Interviewausschnitt |
◆ ◆ ◆ ◆
Gab es Musiker, die das Orchester zwischendurch verlassen wollten?

Ja, die gab es. Man muss sich ja mal vor Augen führen, dass hier Leute spielen, die teilweise in den besten Orchestern der Welt waren.

Welche Spuren haben die langen Monate der zähen Verhandlungen an Ihnen hinterlassen?

Es war eine der schmerzhaftesten Erfahrungen in meinem Leben. Jeden Tag war ich mit Menschen zusammen, denen es wirklich schlecht ging. Musiker, die fünf Kinder daheim haben und ein Haus abbezahlen müssen, aber vier Monate keinen Cent Gehalt sehen. Auf der anderen Seite war es aber auch sehr positiv zu sehen, wie sich die Ensemblemitglieder immer wieder gegenseitig Mut gemacht und Durchhaltevermögen bewiesen haben. Das ist für mich überhaupt das Größte am Menschen: seine Fähigkeit, mit Extremsituationen klarzukommen. Diejenigen, denen es am schlechtesten geht, haben die meiste Kraft.
◆ ◆ ◆ ◆
Arbeitsanweisung A | Zitieren Sie aus dem Interviewausschnitt wörtlich die Passage, die mit "Ja, die gab" beginnt und bis einschließlich "an Ihnen hinterlassen?" reicht.
Die anschließenden Einträge stehen in keinem Zusammenhang mit dem Interviewausschnitt.

Datenauflistung:
◆ ◆ ◆ ◆
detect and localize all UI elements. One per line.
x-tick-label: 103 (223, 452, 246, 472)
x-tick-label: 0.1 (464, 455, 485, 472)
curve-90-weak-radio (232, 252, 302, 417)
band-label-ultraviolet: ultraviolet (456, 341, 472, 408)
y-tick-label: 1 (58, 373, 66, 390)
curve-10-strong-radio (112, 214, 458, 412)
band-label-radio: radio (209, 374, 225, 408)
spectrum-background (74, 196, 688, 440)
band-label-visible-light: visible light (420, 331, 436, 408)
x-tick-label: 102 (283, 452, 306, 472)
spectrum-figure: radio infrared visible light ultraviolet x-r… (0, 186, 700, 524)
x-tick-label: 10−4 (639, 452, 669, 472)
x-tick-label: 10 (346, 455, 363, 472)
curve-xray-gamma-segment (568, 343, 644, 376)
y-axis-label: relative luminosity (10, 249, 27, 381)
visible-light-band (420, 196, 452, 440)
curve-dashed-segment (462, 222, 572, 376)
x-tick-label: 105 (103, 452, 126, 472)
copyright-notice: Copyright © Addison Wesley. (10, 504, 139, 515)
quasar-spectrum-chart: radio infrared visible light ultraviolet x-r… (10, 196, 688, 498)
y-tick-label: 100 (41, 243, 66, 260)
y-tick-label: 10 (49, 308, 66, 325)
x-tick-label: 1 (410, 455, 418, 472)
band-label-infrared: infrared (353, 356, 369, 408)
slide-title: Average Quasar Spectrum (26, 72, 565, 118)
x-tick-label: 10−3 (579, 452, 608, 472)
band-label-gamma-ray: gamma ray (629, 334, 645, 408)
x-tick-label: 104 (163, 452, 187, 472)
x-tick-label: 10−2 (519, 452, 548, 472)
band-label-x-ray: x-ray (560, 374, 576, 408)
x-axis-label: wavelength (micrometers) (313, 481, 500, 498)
◆ ◆ ◆ ◆
Arbeitsanweisung B | Geben Sie ausschließlich die Zeilen der Einträge vom Anfang bis einschließlich der Zeile mit "quasar-spectrum-chart: radio infrared" erneut wieder. Ersetzen Sie darin "x-tick-label" durch "x-axis-tick" und lassen Sie alles Übrige unverändert.

Lösung der Aufgabe A |
Ja, die gab es. Man muss sich ja mal vor Augen führen, dass hier Leute spielen, die teilweise in den besten Orchestern der Welt waren.

Welche Spuren haben die langen Monate der zähen Verhandlungen an Ihnen hinterlassen?

Lösung der Aufgabe B |
detect and localize all UI elements. One per line.
x-axis-tick: 103 (223, 452, 246, 472)
x-axis-tick: 0.1 (464, 455, 485, 472)
curve-90-weak-radio (232, 252, 302, 417)
band-label-ultraviolet: ultraviolet (456, 341, 472, 408)
y-tick-label: 1 (58, 373, 66, 390)
curve-10-strong-radio (112, 214, 458, 412)
band-label-radio: radio (209, 374, 225, 408)
spectrum-background (74, 196, 688, 440)
band-label-visible-light: visible light (420, 331, 436, 408)
x-axis-tick: 102 (283, 452, 306, 472)
spectrum-figure: radio infrared visible light ultraviolet x-r… (0, 186, 700, 524)
x-axis-tick: 10−4 (639, 452, 669, 472)
x-axis-tick: 10 (346, 455, 363, 472)
curve-xray-gamma-segment (568, 343, 644, 376)
y-axis-label: relative luminosity (10, 249, 27, 381)
visible-light-band (420, 196, 452, 440)
curve-dashed-segment (462, 222, 572, 376)
x-axis-tick: 105 (103, 452, 126, 472)
copyright-notice: Copyright © Addison Wesley. (10, 504, 139, 515)
quasar-spectrum-chart: radio infrared visible light ultraviolet x-r… (10, 196, 688, 498)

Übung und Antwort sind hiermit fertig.